*SET EXERCISE*. Please copy every line of the records below that holds the word "darreres".

*TASK MATERIAL*.
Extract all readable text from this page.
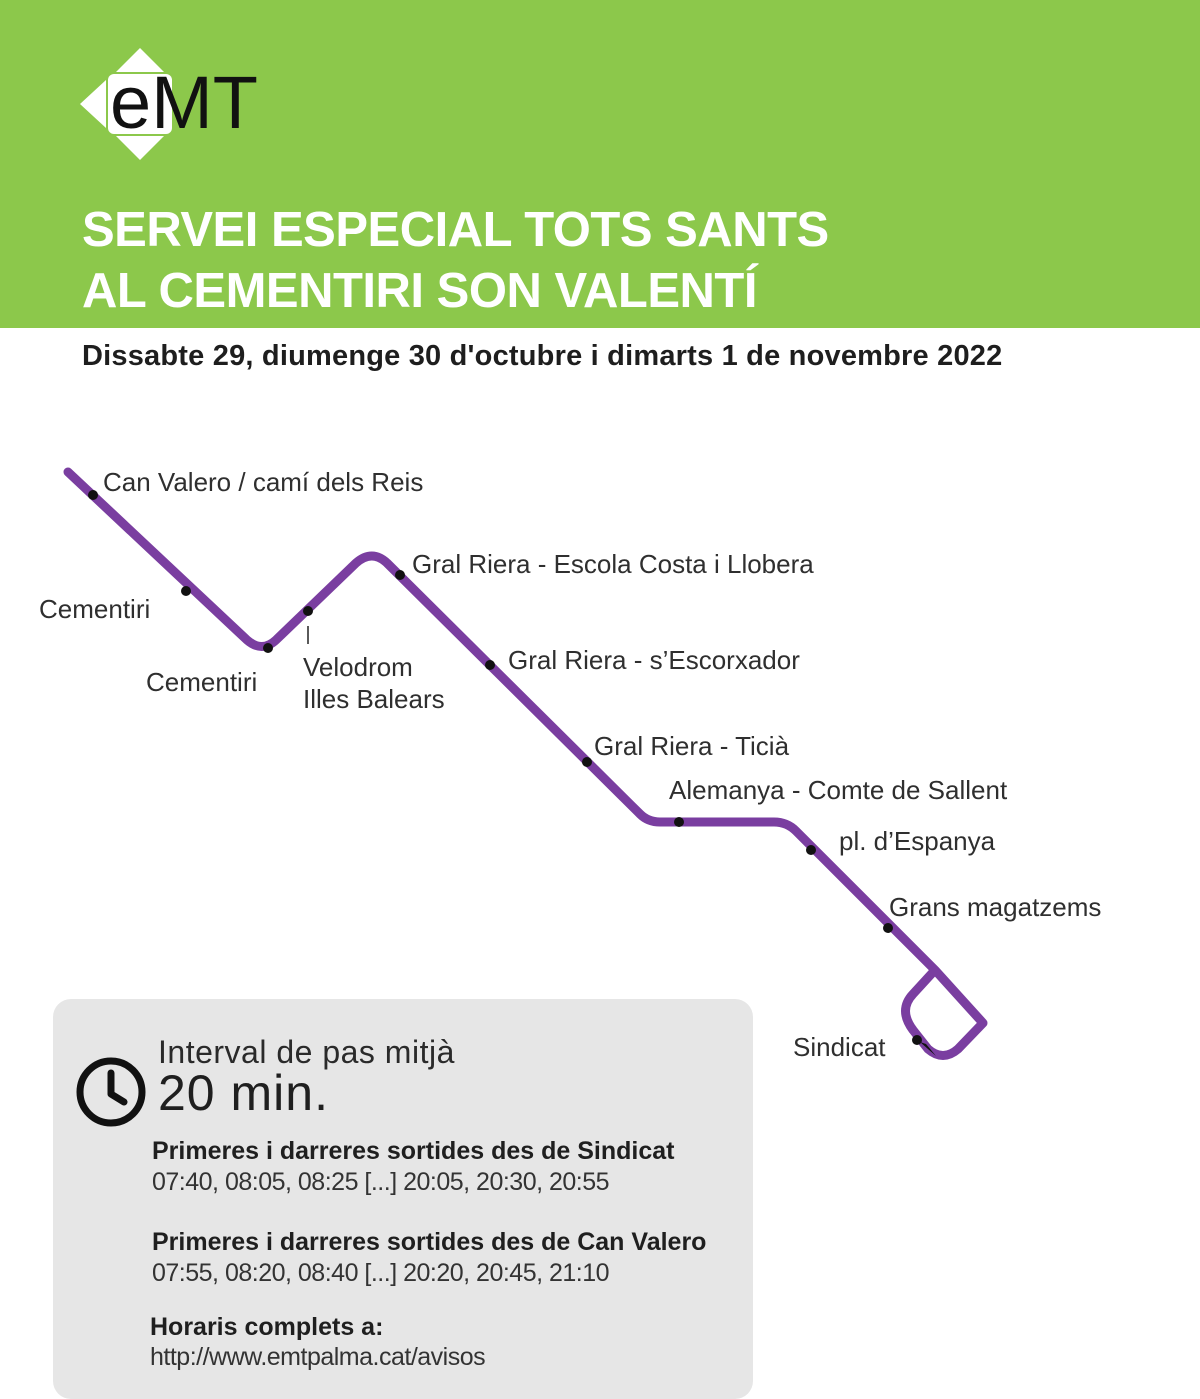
eMT
SERVEI ESPECIAL TOTS SANTS
AL CEMENTIRI SON VALENTÍ

Dissabte 29, diumenge 30 d'octubre i dimarts 1 de novembre 2022

Can Valero / camí dels Reis
Cementiri
Cementiri Velodrom
Illes Balears
Gral Riera - Escola Costa i Llobera
Gral Riera - s’Escorxador
Gral Riera - Ticià
Alemanya - Comte de Sallent
pl. d’Espanya
Grans magatzems
Sindicat
Interval de pas mitjà
20 min.
Primeres i darreres sortides des de Sindicat
07:40, 08:05, 08:25 [...] 20:05, 20:30, 20:55
Primeres i darreres sortides des de Can Valero
07:55, 08:20, 08:40 [...] 20:20, 20:45, 21:10
Horaris complets a:
http://www.emtpalma.cat/avisos
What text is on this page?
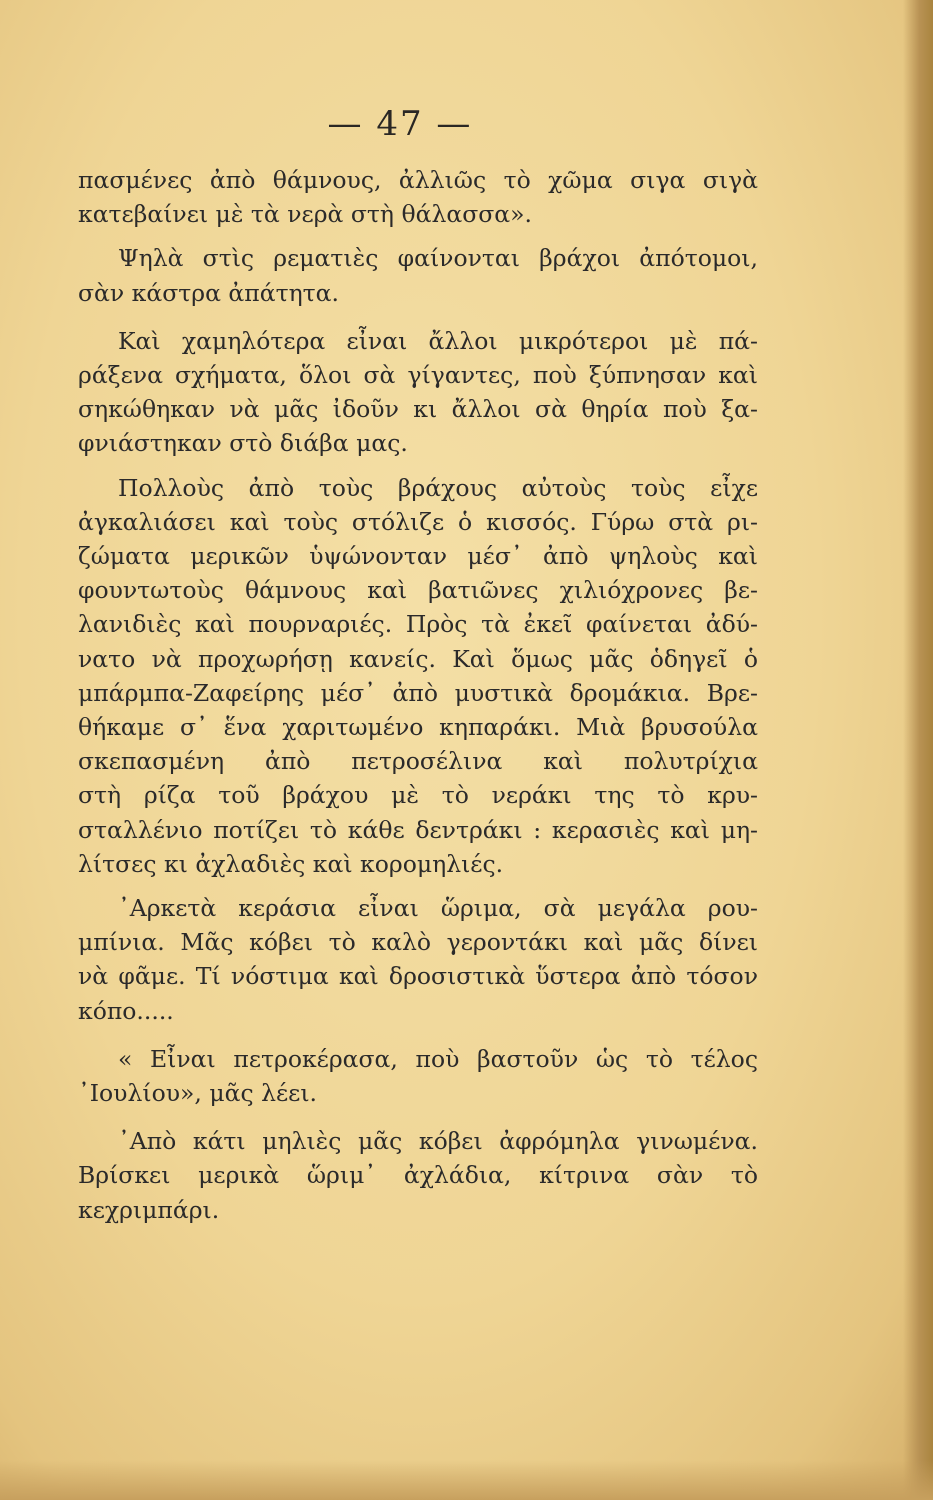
— 47 —

πασμένες ἀπὸ θάμνους, ἀλλιῶς τὸ χῶμα σιγα σιγὰ
κατεβαίνει μὲ τὰ νερὰ στὴ θάλασσα».

Ψηλὰ στὶς ρεματιὲς φαίνονται βράχοι ἀπότομοι,
σὰν κάστρα ἀπάτητα.

Καὶ χαμηλότερα εἶναι ἄλλοι μικρότεροι μὲ πά-
ράξενα σχήματα, ὅλοι σὰ γίγαντες, ποὺ ξύπνησαν καὶ
σηκώθηκαν νὰ μᾶς ἰδοῦν κι ἄλλοι σὰ θηρία ποὺ ξα-
φνιάστηκαν στὸ διάβα μας.

Πολλοὺς ἀπὸ τοὺς βράχους αὐτοὺς τοὺς εἶχε
ἀγκαλιάσει καὶ τοὺς στόλιζε ὁ κισσός. Γύρω στὰ ρι-
ζώματα μερικῶν ὑψώνονταν μέσ᾽ ἀπὸ ψηλοὺς καὶ
φουντωτοὺς θάμνους καὶ βατιῶνες χιλιόχρονες βε-
λανιδιὲς καὶ πουρναριές. Πρὸς τὰ ἐκεῖ φαίνεται ἀδύ-
νατο νὰ προχωρήσῃ κανείς. Καὶ ὅμως μᾶς ὁδηγεῖ ὁ
μπάρμπα-Ζαφείρης μέσ᾽ ἀπὸ μυστικὰ δρομάκια. Βρε-
θήκαμε σ᾽ ἕνα χαριτωμένο κηπαράκι. Μιὰ βρυσούλα
σκεπασμένη ἀπὸ πετροσέλινα καὶ πολυτρίχια
στὴ ρίζα τοῦ βράχου μὲ τὸ νεράκι της τὸ κρυ-
σταλλένιο ποτίζει τὸ κάθε δεντράκι : κερασιὲς καὶ μη-
λίτσες κι ἀχλαδιὲς καὶ κορομηλιές.

᾽Αρκετὰ κεράσια εἶναι ὥριμα, σὰ μεγάλα ρου-
μπίνια. Μᾶς κόβει τὸ καλὸ γεροντάκι καὶ μᾶς δίνει
νὰ φᾶμε. Τί νόστιμα καὶ δροσιστικὰ ὕστερα ἀπὸ τόσον
κόπο.....

« Εἶναι πετροκέρασα, ποὺ βαστοῦν ὡς τὸ τέλος
᾽Ιουλίου», μᾶς λέει.

᾽Απὸ κάτι μηλιὲς μᾶς κόβει ἀφρόμηλα γινωμένα.
Βρίσκει μερικὰ ὥριμ᾽ ἀχλάδια, κίτρινα σὰν τὸ
κεχριμπάρι.
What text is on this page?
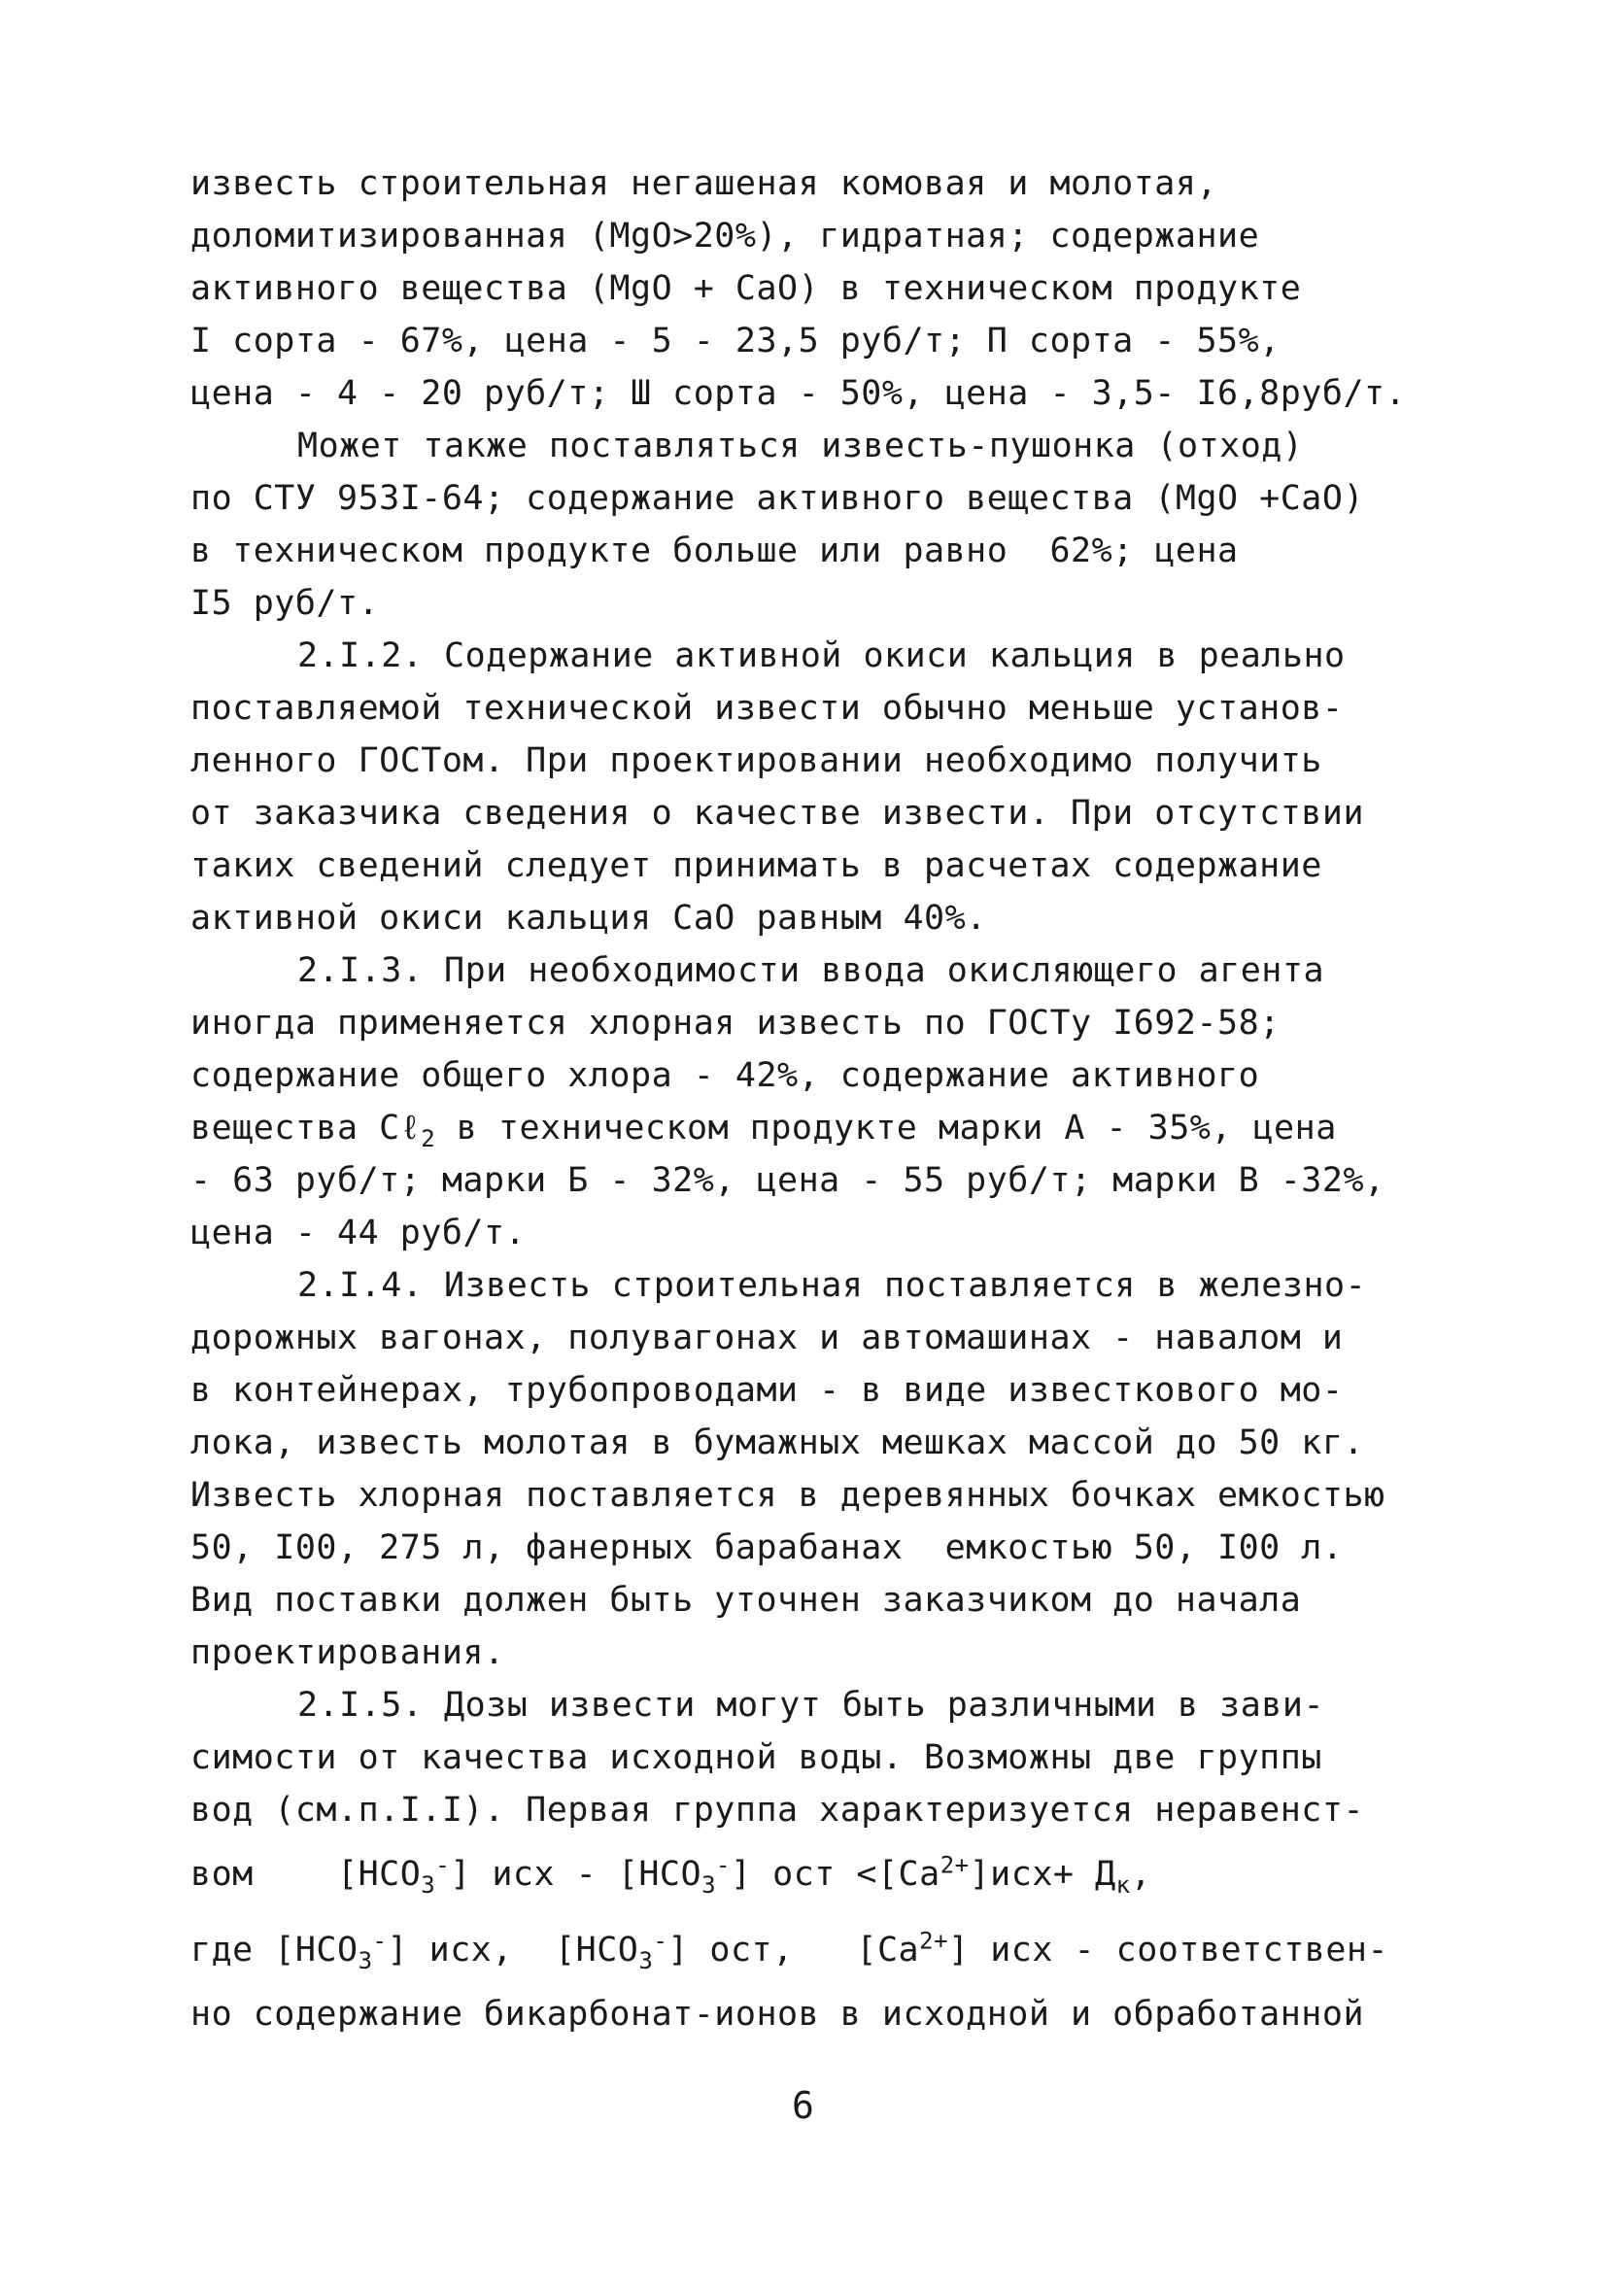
известь строительная негашеная комовая и молотая,
доломитизированная (MgO>20%), гидратная; содержание
активного вещества (MgO + CaO) в техническом продукте
I сорта - 67%, цена - 5 - 23,5 руб/т; П сорта - 55%,
цена - 4 - 20 руб/т; Ш сорта - 50%, цена - 3,5- I6,8руб/т.
Может также поставляться известь-пушонка (отход)
по СТУ 953I-64; содержание активного вещества (MgO +CaO)
в техническом продукте больше или равно  62%; цена
I5 руб/т.
2.I.2. Содержание активной окиси кальция в реально
поставляемой технической извести обычно меньше установ-
ленного ГОСТом. При проектировании необходимо получить
от заказчика сведения о качестве извести. При отсутствии
таких сведений следует принимать в расчетах содержание
активной окиси кальция CaO равным 40%.
2.I.3. При необходимости ввода окисляющего агента
иногда применяется хлорная известь по ГОСТу I692-58;
содержание общего хлора - 42%, содержание активного
вещества Cℓ$_2$ в техническом продукте марки А - 35%, цена
- 63 руб/т; марки Б - 32%, цена - 55 руб/т; марки В -32%,
цена - 44 руб/т.
2.I.4. Известь строительная поставляется в железно-
дорожных вагонах, полувагонах и автомашинах - навалом и
в контейнерах, трубопроводами - в виде известкового мо-
лока, известь молотая в бумажных мешках массой до 50 кг.
Известь хлорная поставляется в деревянных бочках емкостью
50, I00, 275 л, фанерных барабанах  емкостью 50, I00 л.
Вид поставки должен быть уточнен заказчиком до начала
проектирования.
2.I.5. Дозы извести могут быть различными в зави-
симости от качества исходной воды. Возможны две группы
вод (см.п.I.I). Первая группа характеризуется неравенст-
вом    $[HCO_3^-]$ исх - $[HCO_3^-]$ ост $<[Ca^{2+}]исх+ Д_к$,
где $[HCO_3^-]$ исх,  $[HCO_3^-]$ ост,   $[Ca^{2+}]$ исх - соответствен-
но содержание бикарбонат-ионов в исходной и обработанной
6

*RESPONSE FOR THIS EXERCISE*.
Primeres i darreres sortides des de Sindicat
Primeres i darreres sortides des de Can Valero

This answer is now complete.